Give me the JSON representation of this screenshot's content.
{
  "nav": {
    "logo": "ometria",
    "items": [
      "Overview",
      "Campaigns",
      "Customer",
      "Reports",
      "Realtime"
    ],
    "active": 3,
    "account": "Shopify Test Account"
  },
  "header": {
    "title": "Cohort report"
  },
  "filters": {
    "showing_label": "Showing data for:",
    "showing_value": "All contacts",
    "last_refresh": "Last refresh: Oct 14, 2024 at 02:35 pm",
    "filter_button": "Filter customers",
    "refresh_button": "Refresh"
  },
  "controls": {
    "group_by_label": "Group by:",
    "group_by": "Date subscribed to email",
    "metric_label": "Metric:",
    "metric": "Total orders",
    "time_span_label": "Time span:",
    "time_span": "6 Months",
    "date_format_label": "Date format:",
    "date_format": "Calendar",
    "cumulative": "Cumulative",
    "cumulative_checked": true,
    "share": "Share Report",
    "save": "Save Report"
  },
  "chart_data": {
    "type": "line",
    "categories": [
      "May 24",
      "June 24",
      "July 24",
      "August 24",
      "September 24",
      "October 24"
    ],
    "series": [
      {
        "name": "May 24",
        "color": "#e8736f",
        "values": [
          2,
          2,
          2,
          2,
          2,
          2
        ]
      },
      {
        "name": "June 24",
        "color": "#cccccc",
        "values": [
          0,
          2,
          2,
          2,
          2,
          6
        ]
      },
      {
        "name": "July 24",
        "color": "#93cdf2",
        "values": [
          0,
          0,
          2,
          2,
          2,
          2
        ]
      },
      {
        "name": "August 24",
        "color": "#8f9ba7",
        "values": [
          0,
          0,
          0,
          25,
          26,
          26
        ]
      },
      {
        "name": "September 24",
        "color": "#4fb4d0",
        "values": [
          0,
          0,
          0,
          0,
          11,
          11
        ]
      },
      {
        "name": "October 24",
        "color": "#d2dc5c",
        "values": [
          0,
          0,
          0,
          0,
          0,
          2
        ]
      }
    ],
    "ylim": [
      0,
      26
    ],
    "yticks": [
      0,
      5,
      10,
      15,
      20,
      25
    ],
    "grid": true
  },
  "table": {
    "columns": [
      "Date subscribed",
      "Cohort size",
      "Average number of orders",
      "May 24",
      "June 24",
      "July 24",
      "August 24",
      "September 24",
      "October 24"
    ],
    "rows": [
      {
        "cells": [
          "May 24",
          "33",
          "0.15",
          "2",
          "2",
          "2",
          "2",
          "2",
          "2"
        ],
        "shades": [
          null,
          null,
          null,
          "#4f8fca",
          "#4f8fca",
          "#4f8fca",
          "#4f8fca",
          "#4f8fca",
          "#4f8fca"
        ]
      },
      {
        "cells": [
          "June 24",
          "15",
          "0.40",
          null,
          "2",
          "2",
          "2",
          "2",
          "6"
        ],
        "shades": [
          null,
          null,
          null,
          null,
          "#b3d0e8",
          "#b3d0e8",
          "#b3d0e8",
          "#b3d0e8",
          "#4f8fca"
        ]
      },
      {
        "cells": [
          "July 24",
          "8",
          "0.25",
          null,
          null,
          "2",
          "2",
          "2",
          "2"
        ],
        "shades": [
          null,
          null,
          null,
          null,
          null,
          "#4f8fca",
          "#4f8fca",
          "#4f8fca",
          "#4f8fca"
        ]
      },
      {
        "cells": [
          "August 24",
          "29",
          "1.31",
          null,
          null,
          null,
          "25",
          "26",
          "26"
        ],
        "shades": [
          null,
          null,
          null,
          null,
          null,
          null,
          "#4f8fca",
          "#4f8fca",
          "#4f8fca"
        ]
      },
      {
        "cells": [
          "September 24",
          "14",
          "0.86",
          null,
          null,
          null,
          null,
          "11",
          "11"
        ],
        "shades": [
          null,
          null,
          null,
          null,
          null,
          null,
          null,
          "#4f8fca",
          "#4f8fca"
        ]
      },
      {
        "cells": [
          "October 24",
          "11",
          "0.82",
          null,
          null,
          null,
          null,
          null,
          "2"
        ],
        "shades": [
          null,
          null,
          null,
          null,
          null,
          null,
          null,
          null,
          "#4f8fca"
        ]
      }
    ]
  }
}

--

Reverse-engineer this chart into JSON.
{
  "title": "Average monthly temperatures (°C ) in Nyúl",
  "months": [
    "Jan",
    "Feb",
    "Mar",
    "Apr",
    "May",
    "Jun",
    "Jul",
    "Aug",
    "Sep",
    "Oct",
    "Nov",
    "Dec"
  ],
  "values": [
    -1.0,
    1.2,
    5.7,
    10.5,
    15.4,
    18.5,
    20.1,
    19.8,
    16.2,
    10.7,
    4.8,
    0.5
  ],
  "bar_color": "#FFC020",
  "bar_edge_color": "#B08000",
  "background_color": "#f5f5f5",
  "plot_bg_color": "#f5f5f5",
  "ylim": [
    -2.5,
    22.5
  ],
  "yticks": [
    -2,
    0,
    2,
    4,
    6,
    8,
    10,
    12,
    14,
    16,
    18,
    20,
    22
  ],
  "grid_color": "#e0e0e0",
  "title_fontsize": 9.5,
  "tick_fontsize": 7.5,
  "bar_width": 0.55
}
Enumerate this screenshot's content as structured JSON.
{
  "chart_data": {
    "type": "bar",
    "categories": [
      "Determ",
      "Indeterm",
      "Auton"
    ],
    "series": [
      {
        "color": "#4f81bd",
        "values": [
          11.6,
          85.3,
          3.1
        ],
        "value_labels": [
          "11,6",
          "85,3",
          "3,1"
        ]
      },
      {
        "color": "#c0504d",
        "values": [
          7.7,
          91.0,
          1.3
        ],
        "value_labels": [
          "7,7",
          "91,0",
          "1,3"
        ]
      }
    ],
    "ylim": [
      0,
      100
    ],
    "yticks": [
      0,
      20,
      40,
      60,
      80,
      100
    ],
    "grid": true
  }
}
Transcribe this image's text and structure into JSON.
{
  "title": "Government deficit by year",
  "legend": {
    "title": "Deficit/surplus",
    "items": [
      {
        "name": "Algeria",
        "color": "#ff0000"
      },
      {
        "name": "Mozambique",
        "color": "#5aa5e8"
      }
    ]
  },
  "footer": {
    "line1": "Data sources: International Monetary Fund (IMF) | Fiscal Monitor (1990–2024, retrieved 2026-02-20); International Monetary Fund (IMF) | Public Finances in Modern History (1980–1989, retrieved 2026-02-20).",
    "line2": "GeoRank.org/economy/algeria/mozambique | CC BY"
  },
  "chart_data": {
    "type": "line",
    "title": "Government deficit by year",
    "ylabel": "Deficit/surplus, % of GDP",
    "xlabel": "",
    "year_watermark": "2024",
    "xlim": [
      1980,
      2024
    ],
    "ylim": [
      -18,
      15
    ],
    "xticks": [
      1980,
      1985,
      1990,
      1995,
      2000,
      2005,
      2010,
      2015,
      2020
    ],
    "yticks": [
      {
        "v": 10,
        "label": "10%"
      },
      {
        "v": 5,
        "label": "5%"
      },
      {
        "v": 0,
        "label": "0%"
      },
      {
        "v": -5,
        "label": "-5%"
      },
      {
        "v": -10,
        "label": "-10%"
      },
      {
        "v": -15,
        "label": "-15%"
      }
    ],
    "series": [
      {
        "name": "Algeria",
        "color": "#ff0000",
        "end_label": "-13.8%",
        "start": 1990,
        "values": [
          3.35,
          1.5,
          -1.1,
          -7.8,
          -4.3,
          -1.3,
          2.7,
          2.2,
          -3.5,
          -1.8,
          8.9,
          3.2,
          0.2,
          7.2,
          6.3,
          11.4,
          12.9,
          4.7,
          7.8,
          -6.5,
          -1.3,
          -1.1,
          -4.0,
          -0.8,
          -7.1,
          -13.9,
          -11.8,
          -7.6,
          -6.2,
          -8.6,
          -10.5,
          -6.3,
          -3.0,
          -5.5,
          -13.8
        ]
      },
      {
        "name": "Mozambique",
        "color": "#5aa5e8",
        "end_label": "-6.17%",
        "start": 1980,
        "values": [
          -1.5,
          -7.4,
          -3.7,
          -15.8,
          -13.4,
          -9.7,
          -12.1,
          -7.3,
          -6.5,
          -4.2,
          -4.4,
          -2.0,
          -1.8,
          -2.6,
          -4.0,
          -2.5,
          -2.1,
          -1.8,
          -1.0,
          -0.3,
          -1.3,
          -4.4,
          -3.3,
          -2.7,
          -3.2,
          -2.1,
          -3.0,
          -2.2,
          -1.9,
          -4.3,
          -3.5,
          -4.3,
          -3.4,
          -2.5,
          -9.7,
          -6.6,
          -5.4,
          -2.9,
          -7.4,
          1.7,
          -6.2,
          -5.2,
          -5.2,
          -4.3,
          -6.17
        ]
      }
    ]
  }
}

--

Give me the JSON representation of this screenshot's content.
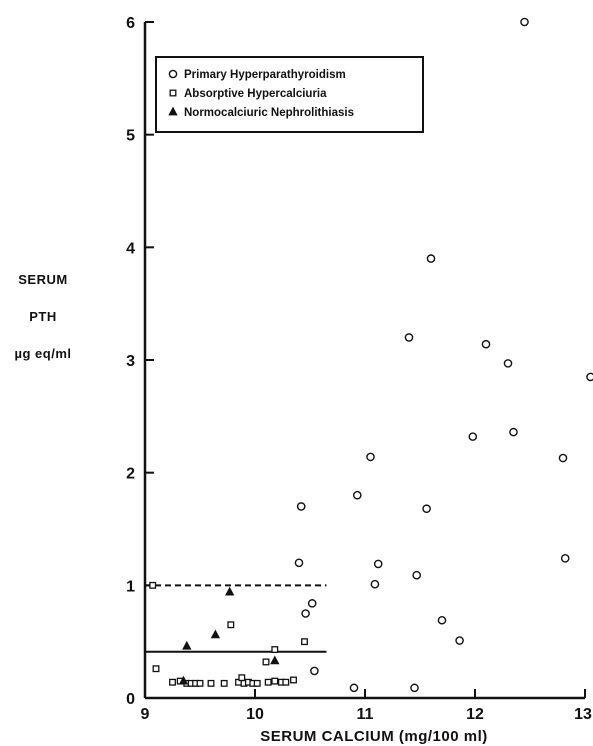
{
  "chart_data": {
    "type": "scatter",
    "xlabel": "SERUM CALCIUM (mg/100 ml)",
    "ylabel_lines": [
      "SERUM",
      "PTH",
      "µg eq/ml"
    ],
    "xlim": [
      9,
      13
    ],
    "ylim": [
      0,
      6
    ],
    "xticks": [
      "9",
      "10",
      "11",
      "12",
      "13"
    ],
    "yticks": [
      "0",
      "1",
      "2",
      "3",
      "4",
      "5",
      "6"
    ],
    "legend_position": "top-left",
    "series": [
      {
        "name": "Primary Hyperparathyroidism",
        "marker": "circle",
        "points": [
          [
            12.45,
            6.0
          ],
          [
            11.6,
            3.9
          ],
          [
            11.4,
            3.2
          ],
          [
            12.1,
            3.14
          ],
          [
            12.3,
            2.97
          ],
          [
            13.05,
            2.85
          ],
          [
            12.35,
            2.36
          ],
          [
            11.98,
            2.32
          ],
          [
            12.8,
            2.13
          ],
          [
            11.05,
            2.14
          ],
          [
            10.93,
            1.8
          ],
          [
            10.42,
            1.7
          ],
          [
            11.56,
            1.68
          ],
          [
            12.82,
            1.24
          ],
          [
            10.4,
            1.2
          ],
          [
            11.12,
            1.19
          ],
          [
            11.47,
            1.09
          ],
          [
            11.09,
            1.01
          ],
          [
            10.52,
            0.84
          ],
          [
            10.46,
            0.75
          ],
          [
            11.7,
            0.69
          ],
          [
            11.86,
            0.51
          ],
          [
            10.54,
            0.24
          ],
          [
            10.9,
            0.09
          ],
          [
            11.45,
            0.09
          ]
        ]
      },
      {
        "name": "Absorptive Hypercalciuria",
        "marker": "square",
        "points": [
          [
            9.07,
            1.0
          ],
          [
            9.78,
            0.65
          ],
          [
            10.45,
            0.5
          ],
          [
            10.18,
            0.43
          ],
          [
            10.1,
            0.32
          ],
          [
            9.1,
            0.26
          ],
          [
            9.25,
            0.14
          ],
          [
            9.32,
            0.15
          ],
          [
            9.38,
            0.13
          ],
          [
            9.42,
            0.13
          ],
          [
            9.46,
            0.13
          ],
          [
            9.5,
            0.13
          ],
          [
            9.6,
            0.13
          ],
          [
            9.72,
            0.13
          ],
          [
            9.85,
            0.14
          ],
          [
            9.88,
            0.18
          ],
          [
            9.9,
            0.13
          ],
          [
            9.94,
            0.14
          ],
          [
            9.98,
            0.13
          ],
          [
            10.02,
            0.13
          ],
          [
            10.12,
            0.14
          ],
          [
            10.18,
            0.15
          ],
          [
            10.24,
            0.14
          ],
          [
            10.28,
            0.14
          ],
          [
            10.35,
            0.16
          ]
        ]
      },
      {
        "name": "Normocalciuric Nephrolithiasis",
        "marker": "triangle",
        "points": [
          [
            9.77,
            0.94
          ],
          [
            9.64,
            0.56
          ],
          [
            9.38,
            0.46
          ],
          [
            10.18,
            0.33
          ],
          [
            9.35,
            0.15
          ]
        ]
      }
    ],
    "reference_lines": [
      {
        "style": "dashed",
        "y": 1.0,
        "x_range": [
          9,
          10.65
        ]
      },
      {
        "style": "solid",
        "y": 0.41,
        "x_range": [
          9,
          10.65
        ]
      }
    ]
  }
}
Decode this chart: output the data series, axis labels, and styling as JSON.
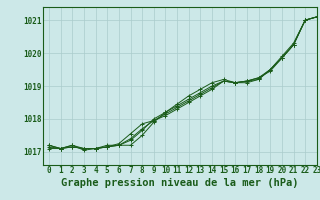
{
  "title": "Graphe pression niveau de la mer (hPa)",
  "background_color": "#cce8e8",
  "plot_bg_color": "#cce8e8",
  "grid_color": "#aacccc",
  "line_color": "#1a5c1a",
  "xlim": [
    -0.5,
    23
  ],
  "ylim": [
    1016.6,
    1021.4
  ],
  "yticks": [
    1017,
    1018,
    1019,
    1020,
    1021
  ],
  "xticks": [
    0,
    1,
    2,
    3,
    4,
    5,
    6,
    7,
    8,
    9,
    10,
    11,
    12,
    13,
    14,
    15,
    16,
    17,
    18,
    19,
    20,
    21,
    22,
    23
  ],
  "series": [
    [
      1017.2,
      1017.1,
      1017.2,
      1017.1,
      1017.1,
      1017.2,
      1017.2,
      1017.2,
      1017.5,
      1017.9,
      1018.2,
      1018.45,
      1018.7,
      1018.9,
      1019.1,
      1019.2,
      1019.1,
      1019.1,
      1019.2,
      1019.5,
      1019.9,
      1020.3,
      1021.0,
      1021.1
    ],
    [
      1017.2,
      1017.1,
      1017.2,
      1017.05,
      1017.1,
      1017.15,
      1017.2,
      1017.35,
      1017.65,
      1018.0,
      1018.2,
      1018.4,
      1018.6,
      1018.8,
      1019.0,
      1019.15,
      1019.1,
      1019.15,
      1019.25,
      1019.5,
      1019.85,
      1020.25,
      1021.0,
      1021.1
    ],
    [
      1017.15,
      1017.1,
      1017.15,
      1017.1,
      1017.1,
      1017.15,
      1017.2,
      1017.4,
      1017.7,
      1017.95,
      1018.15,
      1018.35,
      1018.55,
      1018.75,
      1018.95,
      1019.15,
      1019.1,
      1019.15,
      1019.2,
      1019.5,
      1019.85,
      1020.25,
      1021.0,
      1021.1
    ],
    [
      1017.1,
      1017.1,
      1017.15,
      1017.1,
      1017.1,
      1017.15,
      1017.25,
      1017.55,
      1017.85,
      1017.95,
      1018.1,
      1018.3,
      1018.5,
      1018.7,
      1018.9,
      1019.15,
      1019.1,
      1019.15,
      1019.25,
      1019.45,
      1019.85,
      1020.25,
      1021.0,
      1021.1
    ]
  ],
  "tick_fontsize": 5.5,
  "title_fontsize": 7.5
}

→ Task objective
Copy out every line of the material above that mentions the word "xlabel".

→ Result of this exercise
    "xlabel": "",
    "xlabel": "SERUM CALCIUM (mg/100 ml)",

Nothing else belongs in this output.